>> START Information provided

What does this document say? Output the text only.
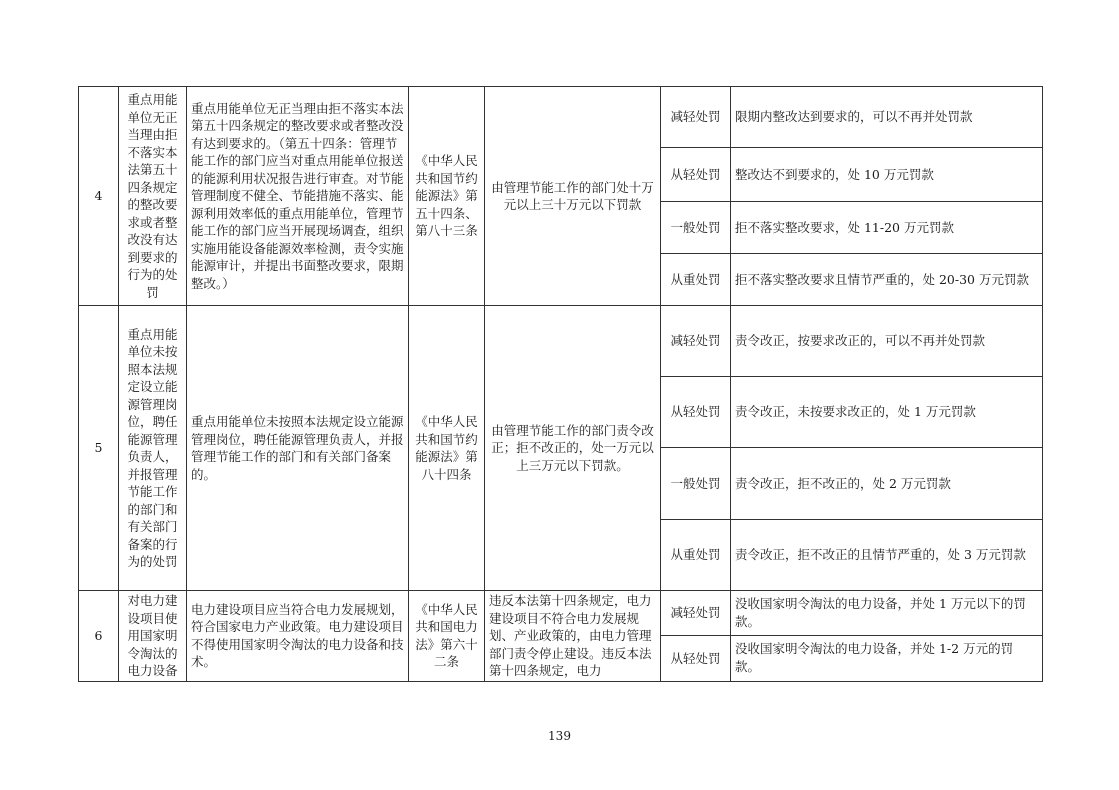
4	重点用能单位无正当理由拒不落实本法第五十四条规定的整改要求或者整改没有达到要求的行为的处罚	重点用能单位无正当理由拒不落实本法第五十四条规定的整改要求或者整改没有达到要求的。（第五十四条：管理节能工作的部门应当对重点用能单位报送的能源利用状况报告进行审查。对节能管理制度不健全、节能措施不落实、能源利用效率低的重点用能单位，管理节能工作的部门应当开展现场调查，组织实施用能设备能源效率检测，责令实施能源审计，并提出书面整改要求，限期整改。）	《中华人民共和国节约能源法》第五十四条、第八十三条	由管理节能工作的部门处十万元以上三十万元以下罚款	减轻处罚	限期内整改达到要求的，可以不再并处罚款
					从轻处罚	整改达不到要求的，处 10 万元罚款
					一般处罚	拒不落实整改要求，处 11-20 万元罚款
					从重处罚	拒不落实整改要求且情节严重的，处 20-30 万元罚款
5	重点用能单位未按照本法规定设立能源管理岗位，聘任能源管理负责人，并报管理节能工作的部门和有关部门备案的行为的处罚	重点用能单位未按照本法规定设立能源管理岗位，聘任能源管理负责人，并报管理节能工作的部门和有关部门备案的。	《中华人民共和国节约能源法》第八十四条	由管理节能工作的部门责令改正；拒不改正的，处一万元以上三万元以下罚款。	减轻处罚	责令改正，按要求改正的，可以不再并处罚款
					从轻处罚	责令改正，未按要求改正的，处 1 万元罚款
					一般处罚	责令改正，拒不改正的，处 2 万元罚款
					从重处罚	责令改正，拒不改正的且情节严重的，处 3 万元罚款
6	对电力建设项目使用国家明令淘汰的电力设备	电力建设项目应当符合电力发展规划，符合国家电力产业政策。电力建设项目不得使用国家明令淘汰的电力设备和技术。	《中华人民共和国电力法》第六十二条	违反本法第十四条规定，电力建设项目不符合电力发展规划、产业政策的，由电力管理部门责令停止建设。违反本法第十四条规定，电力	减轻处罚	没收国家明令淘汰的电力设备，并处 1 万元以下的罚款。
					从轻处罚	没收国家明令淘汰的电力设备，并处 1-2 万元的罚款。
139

>> END Information provided
>> START Information provided

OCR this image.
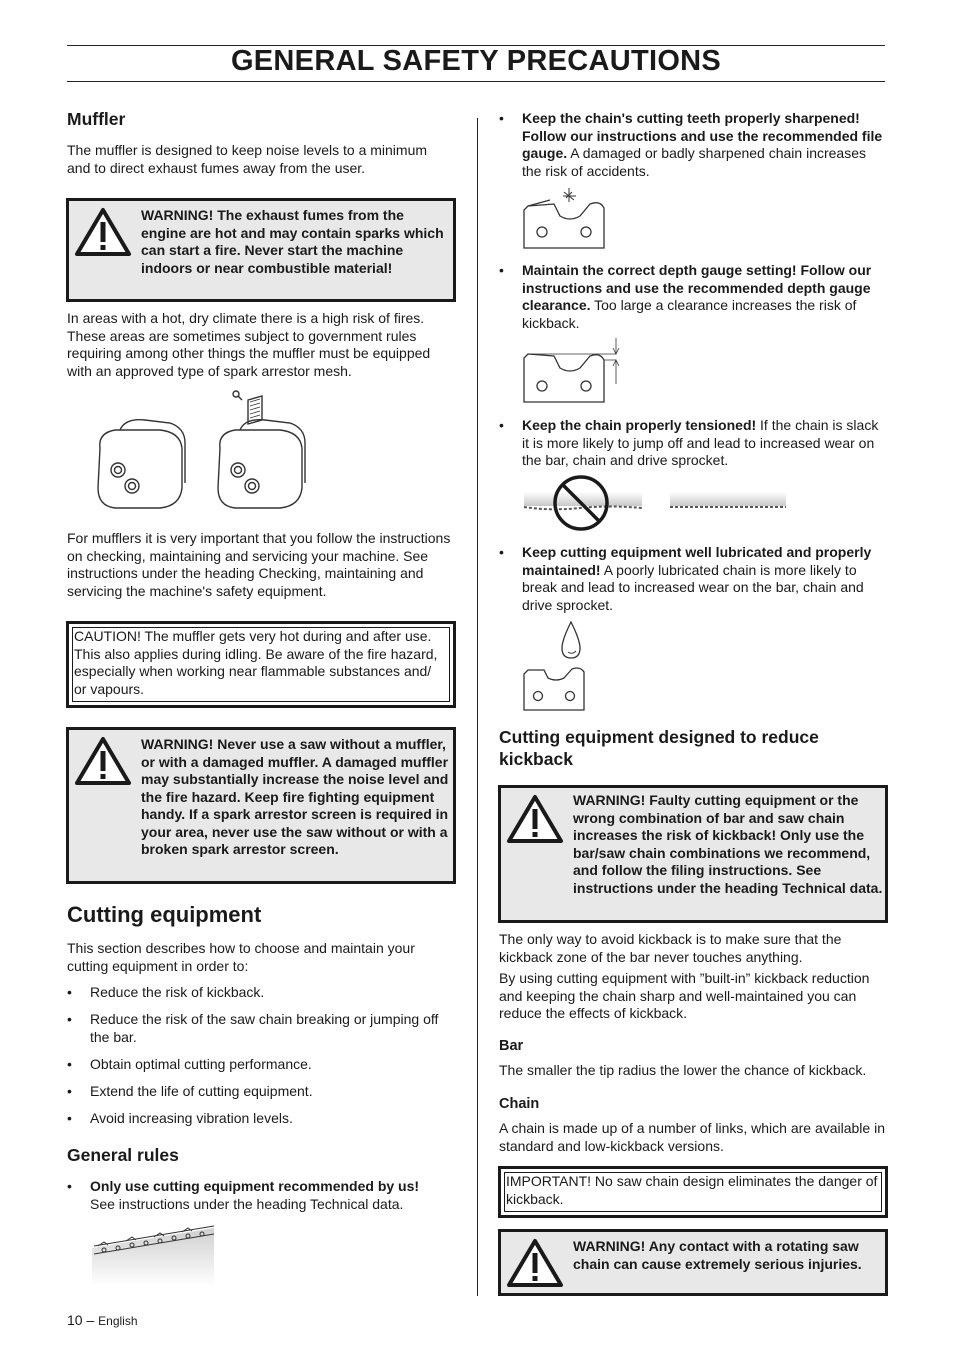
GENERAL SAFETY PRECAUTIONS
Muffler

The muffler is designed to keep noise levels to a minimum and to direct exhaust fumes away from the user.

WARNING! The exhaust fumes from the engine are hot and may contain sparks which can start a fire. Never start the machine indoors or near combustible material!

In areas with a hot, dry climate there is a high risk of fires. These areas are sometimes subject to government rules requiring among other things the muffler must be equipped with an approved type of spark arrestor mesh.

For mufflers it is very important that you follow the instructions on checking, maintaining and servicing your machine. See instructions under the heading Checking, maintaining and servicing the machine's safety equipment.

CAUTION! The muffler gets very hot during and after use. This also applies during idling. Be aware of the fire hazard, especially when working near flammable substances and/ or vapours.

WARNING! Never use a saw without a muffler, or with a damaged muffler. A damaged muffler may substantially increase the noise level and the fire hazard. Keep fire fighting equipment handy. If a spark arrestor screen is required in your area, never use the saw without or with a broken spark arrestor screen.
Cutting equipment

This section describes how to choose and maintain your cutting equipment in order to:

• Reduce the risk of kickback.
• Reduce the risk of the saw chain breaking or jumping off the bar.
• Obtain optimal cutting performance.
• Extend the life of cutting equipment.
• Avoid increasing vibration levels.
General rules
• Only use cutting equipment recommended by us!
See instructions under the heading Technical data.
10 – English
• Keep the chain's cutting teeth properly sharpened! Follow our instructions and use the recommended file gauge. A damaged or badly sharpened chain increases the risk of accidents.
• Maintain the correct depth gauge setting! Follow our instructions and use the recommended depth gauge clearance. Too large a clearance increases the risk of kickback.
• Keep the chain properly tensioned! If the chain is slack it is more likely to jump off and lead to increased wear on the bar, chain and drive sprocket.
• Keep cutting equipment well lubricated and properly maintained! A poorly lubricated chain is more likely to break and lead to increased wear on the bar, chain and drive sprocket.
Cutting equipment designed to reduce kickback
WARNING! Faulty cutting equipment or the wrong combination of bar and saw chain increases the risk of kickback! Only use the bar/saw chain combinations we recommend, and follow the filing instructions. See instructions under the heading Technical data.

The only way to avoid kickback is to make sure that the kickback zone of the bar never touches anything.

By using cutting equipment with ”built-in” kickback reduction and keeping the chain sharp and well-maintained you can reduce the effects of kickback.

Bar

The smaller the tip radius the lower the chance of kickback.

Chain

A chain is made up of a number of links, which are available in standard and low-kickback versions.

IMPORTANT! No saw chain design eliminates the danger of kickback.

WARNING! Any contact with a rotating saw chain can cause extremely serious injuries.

>> END Information provided

▸ Aim
Review the preceding data and report every line that includes the string "arrestor".

▸ Exercise result
In areas with a hot, dry climate there is a high risk of fires. These areas are sometimes subject to government rules requiring among other things the muffler must be equipped with an approved type of spark arrestor mesh.
WARNING! Never use a saw without a muffler, or with a damaged muffler. A damaged muffler may substantially increase the noise level and the fire hazard. Keep fire fighting equipment handy. If a spark arrestor screen is required in your area, never use the saw without or with a broken spark arrestor screen.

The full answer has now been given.